### Set problem a
Reproduce the layout coordinate records verbatim, starting at their first line and ending at the line that contains "waypoint-label: 11.4 bbox=[308, 424, 329, 436]".

### Text segment

※ ※ ※

Establishing the Foundations

After graduating from college, I gained experience in the non-profit world through two organizations. Both organizations taught me how quickly a practice can become chaotic when the foundation itself is shaky. No workers' manuals, no official non-profit certification, no board members, no website, no social media. At both organizations, I built all of the social media pages from scratch. Eventually, I was able to see the official processes such as creating a board and assigning roles, taking steps for 501(c)(3) status certification, grant writing, drafting mission statements and bios for brochures. Since then, I have begun brainstorming ideas for my practice when for when I take all of the same steps.

Navigating the Challenges

Partners

My partners, for better or worse, will include my family members.My 16-year old sister also aspires to become an immigration attorney, while my 21-year old brother is studying business administration to run our finances. As the organization grows, I envision my other partners all being immigrants or children of immigrants themselves, BIPOC, first-gen, from the South, and/or queer. Having said this, one of my biggest lessons at my last organization, came from seeing the co-founding team of three good friends dissolve and learning right before my eyes the importance of choosing your partners. I am still learning how to anticipate and prepare for potential issues in the future.

※ ※ ※

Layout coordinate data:
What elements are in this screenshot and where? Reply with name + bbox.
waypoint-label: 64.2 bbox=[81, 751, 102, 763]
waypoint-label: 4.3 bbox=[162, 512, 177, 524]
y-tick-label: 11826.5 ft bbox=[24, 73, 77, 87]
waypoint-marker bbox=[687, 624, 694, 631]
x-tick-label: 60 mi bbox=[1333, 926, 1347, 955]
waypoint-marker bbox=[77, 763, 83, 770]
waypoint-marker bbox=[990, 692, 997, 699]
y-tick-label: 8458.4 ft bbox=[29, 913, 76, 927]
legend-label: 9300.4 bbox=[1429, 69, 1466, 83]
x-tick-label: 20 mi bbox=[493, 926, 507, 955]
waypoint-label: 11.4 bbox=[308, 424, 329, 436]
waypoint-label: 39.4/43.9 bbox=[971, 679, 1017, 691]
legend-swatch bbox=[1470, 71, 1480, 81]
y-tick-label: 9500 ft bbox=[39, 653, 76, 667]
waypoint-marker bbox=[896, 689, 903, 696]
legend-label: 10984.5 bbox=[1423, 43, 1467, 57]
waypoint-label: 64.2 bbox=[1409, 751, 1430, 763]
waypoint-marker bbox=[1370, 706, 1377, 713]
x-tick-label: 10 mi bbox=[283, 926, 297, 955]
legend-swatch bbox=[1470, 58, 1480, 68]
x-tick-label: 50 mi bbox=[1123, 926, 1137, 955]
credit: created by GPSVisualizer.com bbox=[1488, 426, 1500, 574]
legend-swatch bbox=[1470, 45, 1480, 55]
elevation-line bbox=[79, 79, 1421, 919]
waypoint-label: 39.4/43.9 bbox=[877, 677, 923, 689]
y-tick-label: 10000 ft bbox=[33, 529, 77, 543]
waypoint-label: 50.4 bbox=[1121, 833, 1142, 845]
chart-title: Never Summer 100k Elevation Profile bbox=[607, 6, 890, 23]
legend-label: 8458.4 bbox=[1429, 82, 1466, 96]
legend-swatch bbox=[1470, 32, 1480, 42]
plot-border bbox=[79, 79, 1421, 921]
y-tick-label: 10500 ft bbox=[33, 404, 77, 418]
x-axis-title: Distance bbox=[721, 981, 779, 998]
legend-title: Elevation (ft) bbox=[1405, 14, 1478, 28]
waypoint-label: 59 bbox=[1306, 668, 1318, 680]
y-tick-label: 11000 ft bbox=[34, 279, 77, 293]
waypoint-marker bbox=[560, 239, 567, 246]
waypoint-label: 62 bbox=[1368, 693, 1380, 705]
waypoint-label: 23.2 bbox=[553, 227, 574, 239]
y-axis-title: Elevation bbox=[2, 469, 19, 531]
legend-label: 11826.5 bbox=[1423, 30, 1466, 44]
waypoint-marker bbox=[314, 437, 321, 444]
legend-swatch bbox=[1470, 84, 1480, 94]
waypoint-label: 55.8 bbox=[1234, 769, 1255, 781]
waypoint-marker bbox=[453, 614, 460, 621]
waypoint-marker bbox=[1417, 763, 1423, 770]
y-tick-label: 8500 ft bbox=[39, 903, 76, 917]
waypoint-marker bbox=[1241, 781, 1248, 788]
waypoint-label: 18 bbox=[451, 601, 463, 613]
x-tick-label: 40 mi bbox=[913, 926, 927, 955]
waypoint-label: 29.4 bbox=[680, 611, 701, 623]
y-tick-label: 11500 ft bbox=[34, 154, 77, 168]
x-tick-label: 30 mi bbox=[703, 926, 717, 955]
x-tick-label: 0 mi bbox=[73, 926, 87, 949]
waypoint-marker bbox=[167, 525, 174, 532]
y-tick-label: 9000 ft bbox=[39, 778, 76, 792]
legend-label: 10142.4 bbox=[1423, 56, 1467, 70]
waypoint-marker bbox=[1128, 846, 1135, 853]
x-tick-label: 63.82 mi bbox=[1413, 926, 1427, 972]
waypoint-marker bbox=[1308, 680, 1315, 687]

※ ※ ※

### Set problem b
In the text about founding a practice, what things does the writer say were absent at the two non-profit organizations?

### Full output a
What elements are in this screenshot and where? Reply with name + bbox.
waypoint-label: 64.2 bbox=[81, 751, 102, 763]
waypoint-label: 4.3 bbox=[162, 512, 177, 524]
y-tick-label: 11826.5 ft bbox=[24, 73, 77, 87]
waypoint-marker bbox=[687, 624, 694, 631]
x-tick-label: 60 mi bbox=[1333, 926, 1347, 955]
waypoint-marker bbox=[77, 763, 83, 770]
waypoint-marker bbox=[990, 692, 997, 699]
y-tick-label: 8458.4 ft bbox=[29, 913, 76, 927]
legend-label: 9300.4 bbox=[1429, 69, 1466, 83]
x-tick-label: 20 mi bbox=[493, 926, 507, 955]
waypoint-label: 11.4 bbox=[308, 424, 329, 436]

### Full output b
- Workers' manuals
- Official non-profit certification
- Board members
- A website
- Social media